Saved entries:
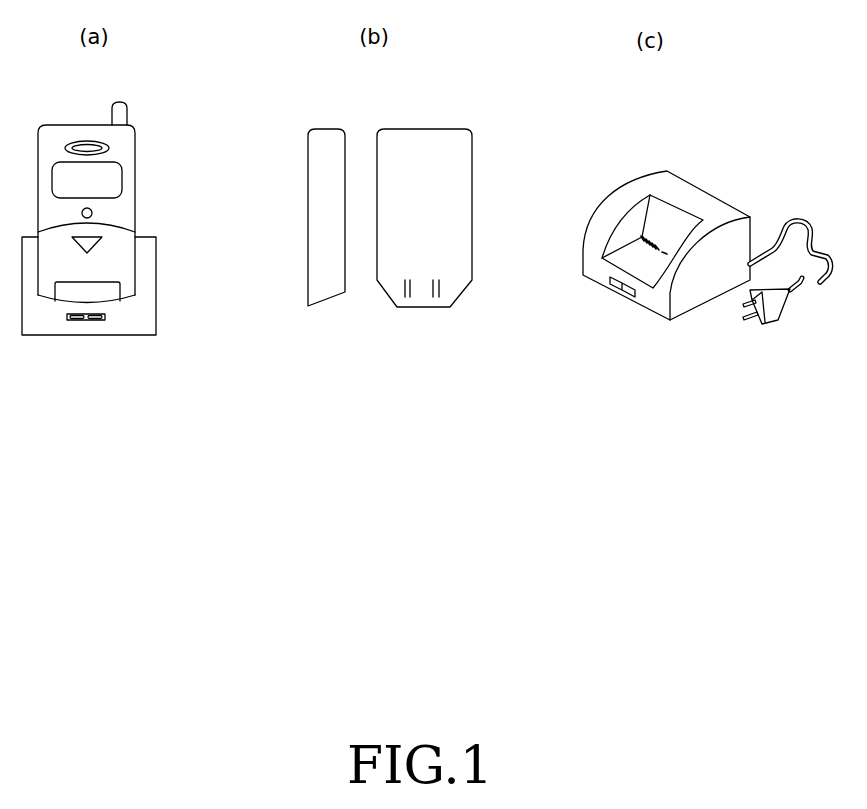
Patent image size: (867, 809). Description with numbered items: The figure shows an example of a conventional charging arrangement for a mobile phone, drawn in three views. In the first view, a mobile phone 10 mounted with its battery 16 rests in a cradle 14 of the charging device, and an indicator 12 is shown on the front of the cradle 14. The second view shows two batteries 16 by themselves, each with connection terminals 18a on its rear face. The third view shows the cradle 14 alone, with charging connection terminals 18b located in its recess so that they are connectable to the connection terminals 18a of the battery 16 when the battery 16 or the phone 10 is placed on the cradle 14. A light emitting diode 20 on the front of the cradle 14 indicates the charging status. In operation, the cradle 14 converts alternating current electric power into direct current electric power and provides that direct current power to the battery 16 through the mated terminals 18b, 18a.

The mobile phone 10 is at (122, 140).
The charging indicator 12 is at (77, 320).
The cradle 14 is at (142, 320).
The battery 16 is at (327, 137).
The connection terminals 18a is at (427, 306).
The charging connection terminals 18b is at (641, 236).
The light emitting diode (LED) 20 is at (616, 291).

- _Written exercise_
Render every line of the rows above as a numbered list, skipping blank lines and omitting the pictures.

- _Problem solution_
1. Patent image size: (867, 809). Description with numbered items: The figure shows an example of a conventional charging arrangement for a mobile phone, drawn in three views. In the first view, a mobile phone 10 mounted with its battery 16 rests in a cradle 14 of the charging device, and an indicator 12 is shown on the front of the cradle 14. The second view shows two batteries 16 by themselves, each with connection terminals 18a on its rear face. The third view shows the cradle 14 alone, with charging connection terminals 18b located in its recess so that they are connectable to the connection terminals 18a of the battery 16 when the battery 16 or the phone 10 is placed on the cradle 14. A light emitting diode 20 on the front of the cradle 14 indicates the charging status. In operation, the cradle 14 converts alternating current electric power into direct current electric power and provides that direct current power to the battery 16 through the mated terminals 18b, 18a.
2. The mobile phone 10 is at (122, 140).
3. The charging indicator 12 is at (77, 320).
4. The cradle 14 is at (142, 320).
5. The battery 16 is at (327, 137).
6. The connection terminals 18a is at (427, 306).
7. The charging connection terminals 18b is at (641, 236).
8. The light emitting diode (LED) 20 is at (616, 291).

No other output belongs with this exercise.